> [INFORMATION PROVIDED]:
----
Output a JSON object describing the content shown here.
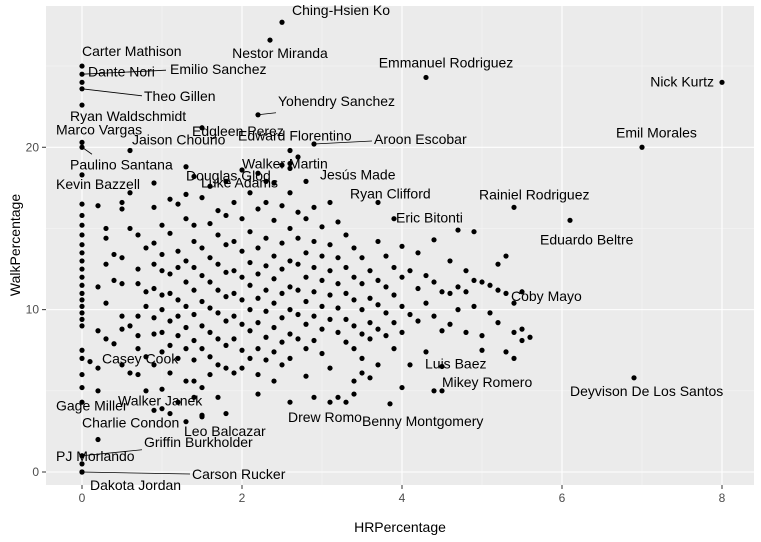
{
  "chart_data": {
    "type": "scatter",
    "xlabel": "HRPercentage",
    "ylabel": "WalkPercentage",
    "xlim": [
      -0.45,
      8.4
    ],
    "ylim": [
      -0.8,
      28.7
    ],
    "x_ticks": [
      0,
      2,
      4,
      6,
      8
    ],
    "y_ticks": [
      0,
      10,
      20
    ],
    "grid": true,
    "colors": {
      "panel": "#ebebeb",
      "grid_major": "#ffffff",
      "grid_minor": "#f5f5f5",
      "point": "#000000",
      "segment": "#000000"
    },
    "labeled_points": [
      {
        "name": "Ching-Hsien Ko",
        "x": 2.5,
        "y": 27.7
      },
      {
        "name": "Nestor Miranda",
        "x": 2.35,
        "y": 26.6
      },
      {
        "name": "Carter Mathison",
        "x": 0.0,
        "y": 25.0
      },
      {
        "name": "Emilio Sanchez",
        "x": 0.0,
        "y": 24.5
      },
      {
        "name": "Dante Nori",
        "x": 0.0,
        "y": 24.0
      },
      {
        "name": "Emmanuel Rodriguez",
        "x": 4.3,
        "y": 24.3
      },
      {
        "name": "Nick Kurtz",
        "x": 8.0,
        "y": 24.0
      },
      {
        "name": "Theo Gillen",
        "x": 0.0,
        "y": 23.6
      },
      {
        "name": "Yohendry Sanchez",
        "x": 2.2,
        "y": 22.0
      },
      {
        "name": "Edgleen Perez",
        "x": 1.5,
        "y": 21.2
      },
      {
        "name": "Ryan Waldschmidt",
        "x": 0.0,
        "y": 22.6
      },
      {
        "name": "Marco Vargas",
        "x": 0.0,
        "y": 20.3
      },
      {
        "name": "Jaison Chourio",
        "x": 0.6,
        "y": 19.8
      },
      {
        "name": "Edward Florentino",
        "x": 2.6,
        "y": 19.8
      },
      {
        "name": "Aroon Escobar",
        "x": 2.9,
        "y": 20.2
      },
      {
        "name": "Emil Morales",
        "x": 7.0,
        "y": 20.0
      },
      {
        "name": "Paulino Santana",
        "x": 0.0,
        "y": 20.0
      },
      {
        "name": "Douglas Glod",
        "x": 1.3,
        "y": 18.8
      },
      {
        "name": "Walker Martin",
        "x": 2.6,
        "y": 19.0
      },
      {
        "name": "Jesús Made",
        "x": 2.6,
        "y": 18.7
      },
      {
        "name": "Luke Adams",
        "x": 2.3,
        "y": 17.9
      },
      {
        "name": "Kevin Bazzell",
        "x": 0.0,
        "y": 18.3
      },
      {
        "name": "Ryan Clifford",
        "x": 3.7,
        "y": 16.6
      },
      {
        "name": "Rainiel Rodriguez",
        "x": 5.4,
        "y": 16.3
      },
      {
        "name": "Eric Bitonti",
        "x": 3.9,
        "y": 15.6
      },
      {
        "name": "Eduardo Beltre",
        "x": 6.1,
        "y": 15.5
      },
      {
        "name": "Coby Mayo",
        "x": 5.4,
        "y": 10.4
      },
      {
        "name": "Casey Cook",
        "x": 0.1,
        "y": 6.8
      },
      {
        "name": "Luis Baez",
        "x": 4.5,
        "y": 6.5
      },
      {
        "name": "Gage Miller",
        "x": 0.0,
        "y": 5.2
      },
      {
        "name": "Mikey Romero",
        "x": 4.4,
        "y": 5.0
      },
      {
        "name": "Deyvison De Los Santos",
        "x": 6.9,
        "y": 5.8
      },
      {
        "name": "Walker Janek",
        "x": 1.4,
        "y": 4.6
      },
      {
        "name": "Drew Romo",
        "x": 2.6,
        "y": 4.3
      },
      {
        "name": "Benny Montgomery",
        "x": 3.85,
        "y": 4.2
      },
      {
        "name": "Charlie Condon",
        "x": 1.0,
        "y": 3.9
      },
      {
        "name": "Leo Balcazar",
        "x": 1.5,
        "y": 3.4
      },
      {
        "name": "Griffin Burkholder",
        "x": 0.0,
        "y": 1.0
      },
      {
        "name": "PJ Morlando",
        "x": 0.0,
        "y": 0.5
      },
      {
        "name": "Carson Rucker",
        "x": 0.0,
        "y": 0.0
      },
      {
        "name": "Dakota Jordan",
        "x": 0.0,
        "y": 0.0
      }
    ],
    "other_points": [
      [
        0.0,
        16.5
      ],
      [
        0.0,
        15.8
      ],
      [
        0.0,
        15.2
      ],
      [
        0.0,
        14.6
      ],
      [
        0.0,
        14.0
      ],
      [
        0.0,
        13.5
      ],
      [
        0.0,
        13.0
      ],
      [
        0.0,
        12.5
      ],
      [
        0.0,
        12.0
      ],
      [
        0.0,
        11.5
      ],
      [
        0.0,
        11.0
      ],
      [
        0.0,
        10.6
      ],
      [
        0.0,
        10.2
      ],
      [
        0.0,
        9.8
      ],
      [
        0.0,
        9.4
      ],
      [
        0.0,
        9.0
      ],
      [
        0.0,
        7.5
      ],
      [
        0.0,
        7.0
      ],
      [
        0.0,
        6.0
      ],
      [
        0.0,
        4.3
      ],
      [
        0.2,
        16.4
      ],
      [
        0.2,
        11.4
      ],
      [
        0.2,
        8.7
      ],
      [
        0.2,
        6.4
      ],
      [
        0.2,
        5.0
      ],
      [
        0.2,
        2.0
      ],
      [
        0.3,
        15.0
      ],
      [
        0.3,
        14.4
      ],
      [
        0.3,
        12.8
      ],
      [
        0.3,
        10.4
      ],
      [
        0.3,
        8.2
      ],
      [
        0.4,
        13.4
      ],
      [
        0.4,
        11.8
      ],
      [
        0.4,
        7.9
      ],
      [
        0.5,
        16.6
      ],
      [
        0.5,
        16.2
      ],
      [
        0.5,
        13.2
      ],
      [
        0.5,
        11.6
      ],
      [
        0.5,
        9.6
      ],
      [
        0.5,
        8.8
      ],
      [
        0.5,
        6.6
      ],
      [
        0.6,
        17.2
      ],
      [
        0.6,
        15.0
      ],
      [
        0.6,
        9.0
      ],
      [
        0.6,
        6.1
      ],
      [
        0.7,
        14.6
      ],
      [
        0.7,
        12.5
      ],
      [
        0.7,
        11.6
      ],
      [
        0.7,
        9.6
      ],
      [
        0.7,
        8.4
      ],
      [
        0.7,
        7.6
      ],
      [
        0.7,
        6.0
      ],
      [
        0.8,
        13.8
      ],
      [
        0.8,
        11.1
      ],
      [
        0.8,
        10.2
      ],
      [
        0.8,
        7.1
      ],
      [
        0.8,
        5.0
      ],
      [
        0.9,
        17.8
      ],
      [
        0.9,
        16.3
      ],
      [
        0.9,
        14.1
      ],
      [
        0.9,
        12.8
      ],
      [
        0.9,
        11.3
      ],
      [
        0.9,
        9.5
      ],
      [
        0.9,
        8.5
      ],
      [
        0.9,
        6.6
      ],
      [
        0.9,
        3.8
      ],
      [
        1.0,
        15.2
      ],
      [
        1.0,
        13.4
      ],
      [
        1.0,
        12.4
      ],
      [
        1.0,
        10.9
      ],
      [
        1.0,
        10.0
      ],
      [
        1.0,
        8.6
      ],
      [
        1.0,
        7.4
      ],
      [
        1.0,
        5.1
      ],
      [
        1.1,
        16.8
      ],
      [
        1.1,
        14.7
      ],
      [
        1.1,
        12.2
      ],
      [
        1.1,
        11.0
      ],
      [
        1.1,
        9.3
      ],
      [
        1.1,
        7.8
      ],
      [
        1.1,
        6.1
      ],
      [
        1.1,
        3.6
      ],
      [
        1.2,
        16.5
      ],
      [
        1.2,
        13.6
      ],
      [
        1.2,
        12.6
      ],
      [
        1.2,
        10.6
      ],
      [
        1.2,
        9.6
      ],
      [
        1.2,
        8.4
      ],
      [
        1.2,
        7.0
      ],
      [
        1.2,
        4.3
      ],
      [
        1.3,
        17.1
      ],
      [
        1.3,
        15.6
      ],
      [
        1.3,
        13.0
      ],
      [
        1.3,
        11.7
      ],
      [
        1.3,
        10.2
      ],
      [
        1.3,
        8.9
      ],
      [
        1.3,
        7.6
      ],
      [
        1.3,
        5.6
      ],
      [
        1.3,
        3.1
      ],
      [
        1.4,
        18.2
      ],
      [
        1.4,
        15.2
      ],
      [
        1.4,
        14.2
      ],
      [
        1.4,
        12.6
      ],
      [
        1.4,
        11.2
      ],
      [
        1.4,
        9.7
      ],
      [
        1.4,
        8.1
      ],
      [
        1.4,
        6.9
      ],
      [
        1.4,
        5.6
      ],
      [
        1.5,
        16.9
      ],
      [
        1.5,
        13.8
      ],
      [
        1.5,
        12.1
      ],
      [
        1.5,
        10.5
      ],
      [
        1.5,
        9.0
      ],
      [
        1.5,
        7.6
      ],
      [
        1.5,
        5.2
      ],
      [
        1.5,
        3.5
      ],
      [
        1.6,
        17.6
      ],
      [
        1.6,
        15.3
      ],
      [
        1.6,
        13.2
      ],
      [
        1.6,
        11.7
      ],
      [
        1.6,
        10.1
      ],
      [
        1.6,
        8.6
      ],
      [
        1.6,
        7.1
      ],
      [
        1.6,
        6.0
      ],
      [
        1.7,
        16.1
      ],
      [
        1.7,
        14.6
      ],
      [
        1.7,
        12.8
      ],
      [
        1.7,
        11.2
      ],
      [
        1.7,
        9.8
      ],
      [
        1.7,
        8.2
      ],
      [
        1.7,
        6.6
      ],
      [
        1.7,
        4.6
      ],
      [
        1.8,
        17.9
      ],
      [
        1.8,
        15.8
      ],
      [
        1.8,
        14.0
      ],
      [
        1.8,
        12.3
      ],
      [
        1.8,
        10.8
      ],
      [
        1.8,
        9.3
      ],
      [
        1.8,
        7.8
      ],
      [
        1.8,
        6.4
      ],
      [
        1.8,
        3.6
      ],
      [
        1.9,
        16.6
      ],
      [
        1.9,
        14.2
      ],
      [
        1.9,
        12.4
      ],
      [
        1.9,
        11.0
      ],
      [
        1.9,
        9.6
      ],
      [
        1.9,
        8.2
      ],
      [
        1.9,
        6.1
      ],
      [
        2.0,
        18.6
      ],
      [
        2.0,
        15.6
      ],
      [
        2.0,
        13.6
      ],
      [
        2.0,
        12.0
      ],
      [
        2.0,
        10.6
      ],
      [
        2.0,
        9.1
      ],
      [
        2.0,
        7.5
      ],
      [
        2.0,
        6.4
      ],
      [
        2.1,
        17.2
      ],
      [
        2.1,
        14.8
      ],
      [
        2.1,
        12.9
      ],
      [
        2.1,
        11.5
      ],
      [
        2.1,
        10.0
      ],
      [
        2.1,
        8.7
      ],
      [
        2.1,
        7.0
      ],
      [
        2.2,
        18.4
      ],
      [
        2.2,
        16.2
      ],
      [
        2.2,
        13.8
      ],
      [
        2.2,
        12.2
      ],
      [
        2.2,
        10.7
      ],
      [
        2.2,
        9.2
      ],
      [
        2.2,
        7.6
      ],
      [
        2.2,
        6.0
      ],
      [
        2.2,
        4.8
      ],
      [
        2.3,
        16.6
      ],
      [
        2.3,
        14.4
      ],
      [
        2.3,
        12.7
      ],
      [
        2.3,
        11.2
      ],
      [
        2.3,
        9.9
      ],
      [
        2.3,
        8.3
      ],
      [
        2.3,
        6.9
      ],
      [
        2.4,
        17.8
      ],
      [
        2.4,
        15.5
      ],
      [
        2.4,
        13.3
      ],
      [
        2.4,
        11.9
      ],
      [
        2.4,
        10.4
      ],
      [
        2.4,
        8.9
      ],
      [
        2.4,
        7.4
      ],
      [
        2.4,
        5.6
      ],
      [
        2.5,
        18.9
      ],
      [
        2.5,
        16.4
      ],
      [
        2.5,
        14.1
      ],
      [
        2.5,
        12.5
      ],
      [
        2.5,
        11.0
      ],
      [
        2.5,
        9.5
      ],
      [
        2.5,
        8.0
      ],
      [
        2.5,
        6.6
      ],
      [
        2.6,
        17.2
      ],
      [
        2.6,
        15.0
      ],
      [
        2.6,
        13.0
      ],
      [
        2.6,
        11.4
      ],
      [
        2.6,
        10.0
      ],
      [
        2.6,
        8.5
      ],
      [
        2.6,
        7.0
      ],
      [
        2.7,
        19.4
      ],
      [
        2.7,
        16.0
      ],
      [
        2.7,
        14.4
      ],
      [
        2.7,
        12.8
      ],
      [
        2.7,
        11.2
      ],
      [
        2.7,
        9.7
      ],
      [
        2.7,
        8.2
      ],
      [
        2.8,
        17.9
      ],
      [
        2.8,
        15.6
      ],
      [
        2.8,
        13.5
      ],
      [
        2.8,
        12.0
      ],
      [
        2.8,
        10.5
      ],
      [
        2.8,
        9.1
      ],
      [
        2.8,
        7.6
      ],
      [
        2.8,
        5.9
      ],
      [
        2.9,
        16.3
      ],
      [
        2.9,
        14.2
      ],
      [
        2.9,
        12.6
      ],
      [
        2.9,
        11.1
      ],
      [
        2.9,
        9.6
      ],
      [
        2.9,
        8.1
      ],
      [
        2.9,
        4.6
      ],
      [
        3.0,
        15.1
      ],
      [
        3.0,
        13.3
      ],
      [
        3.0,
        11.8
      ],
      [
        3.0,
        10.2
      ],
      [
        3.0,
        8.8
      ],
      [
        3.0,
        7.3
      ],
      [
        3.1,
        16.6
      ],
      [
        3.1,
        14.0
      ],
      [
        3.1,
        12.4
      ],
      [
        3.1,
        10.9
      ],
      [
        3.1,
        9.4
      ],
      [
        3.1,
        6.4
      ],
      [
        3.1,
        4.3
      ],
      [
        3.2,
        15.4
      ],
      [
        3.2,
        13.2
      ],
      [
        3.2,
        11.6
      ],
      [
        3.2,
        10.1
      ],
      [
        3.2,
        8.6
      ],
      [
        3.2,
        4.6
      ],
      [
        3.3,
        14.6
      ],
      [
        3.3,
        12.6
      ],
      [
        3.3,
        11.0
      ],
      [
        3.3,
        9.4
      ],
      [
        3.3,
        8.0
      ],
      [
        3.3,
        4.3
      ],
      [
        3.4,
        13.8
      ],
      [
        3.4,
        12.0
      ],
      [
        3.4,
        10.6
      ],
      [
        3.4,
        9.0
      ],
      [
        3.4,
        7.6
      ],
      [
        3.4,
        5.6
      ],
      [
        3.4,
        4.8
      ],
      [
        3.5,
        13.2
      ],
      [
        3.5,
        11.6
      ],
      [
        3.5,
        10.0
      ],
      [
        3.5,
        8.5
      ],
      [
        3.5,
        7.0
      ],
      [
        3.5,
        6.1
      ],
      [
        3.6,
        12.4
      ],
      [
        3.6,
        10.7
      ],
      [
        3.6,
        9.2
      ],
      [
        3.6,
        8.2
      ],
      [
        3.6,
        5.8
      ],
      [
        3.7,
        14.2
      ],
      [
        3.7,
        11.8
      ],
      [
        3.7,
        10.3
      ],
      [
        3.7,
        8.8
      ],
      [
        3.7,
        6.6
      ],
      [
        3.8,
        13.3
      ],
      [
        3.8,
        11.4
      ],
      [
        3.8,
        9.8
      ],
      [
        3.8,
        8.4
      ],
      [
        3.9,
        12.6
      ],
      [
        3.9,
        10.9
      ],
      [
        3.9,
        9.2
      ],
      [
        3.9,
        7.6
      ],
      [
        4.0,
        13.9
      ],
      [
        4.0,
        12.0
      ],
      [
        4.0,
        10.2
      ],
      [
        4.0,
        8.6
      ],
      [
        4.0,
        5.2
      ],
      [
        4.1,
        12.4
      ],
      [
        4.1,
        9.7
      ],
      [
        4.1,
        6.6
      ],
      [
        4.2,
        13.5
      ],
      [
        4.2,
        11.3
      ],
      [
        4.2,
        9.3
      ],
      [
        4.3,
        12.1
      ],
      [
        4.3,
        10.4
      ],
      [
        4.3,
        7.4
      ],
      [
        4.4,
        14.3
      ],
      [
        4.4,
        11.7
      ],
      [
        4.4,
        9.6
      ],
      [
        4.5,
        11.1
      ],
      [
        4.5,
        8.7
      ],
      [
        4.5,
        5.0
      ],
      [
        4.6,
        13.0
      ],
      [
        4.6,
        11.0
      ],
      [
        4.6,
        9.1
      ],
      [
        4.7,
        14.9
      ],
      [
        4.7,
        11.4
      ],
      [
        4.7,
        10.0
      ],
      [
        4.8,
        12.4
      ],
      [
        4.8,
        11.1
      ],
      [
        4.8,
        8.6
      ],
      [
        4.9,
        14.8
      ],
      [
        4.9,
        11.8
      ],
      [
        4.9,
        10.2
      ],
      [
        5.0,
        11.7
      ],
      [
        5.0,
        8.4
      ],
      [
        5.0,
        7.5
      ],
      [
        5.1,
        11.5
      ],
      [
        5.1,
        9.8
      ],
      [
        5.2,
        12.8
      ],
      [
        5.2,
        11.2
      ],
      [
        5.2,
        9.2
      ],
      [
        5.3,
        13.3
      ],
      [
        5.3,
        11.0
      ],
      [
        5.3,
        7.4
      ],
      [
        5.4,
        8.6
      ],
      [
        5.4,
        7.0
      ],
      [
        5.5,
        11.1
      ],
      [
        5.5,
        8.8
      ],
      [
        5.5,
        8.1
      ],
      [
        5.6,
        8.3
      ]
    ]
  }
}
----
> [YOUR TASK]: From the entries above, copy every line that holds the word "Walker".

> [OUTPUT FOR THIS EXERCISE]:
        "name": "Walker Martin",
        "name": "Walker Janek",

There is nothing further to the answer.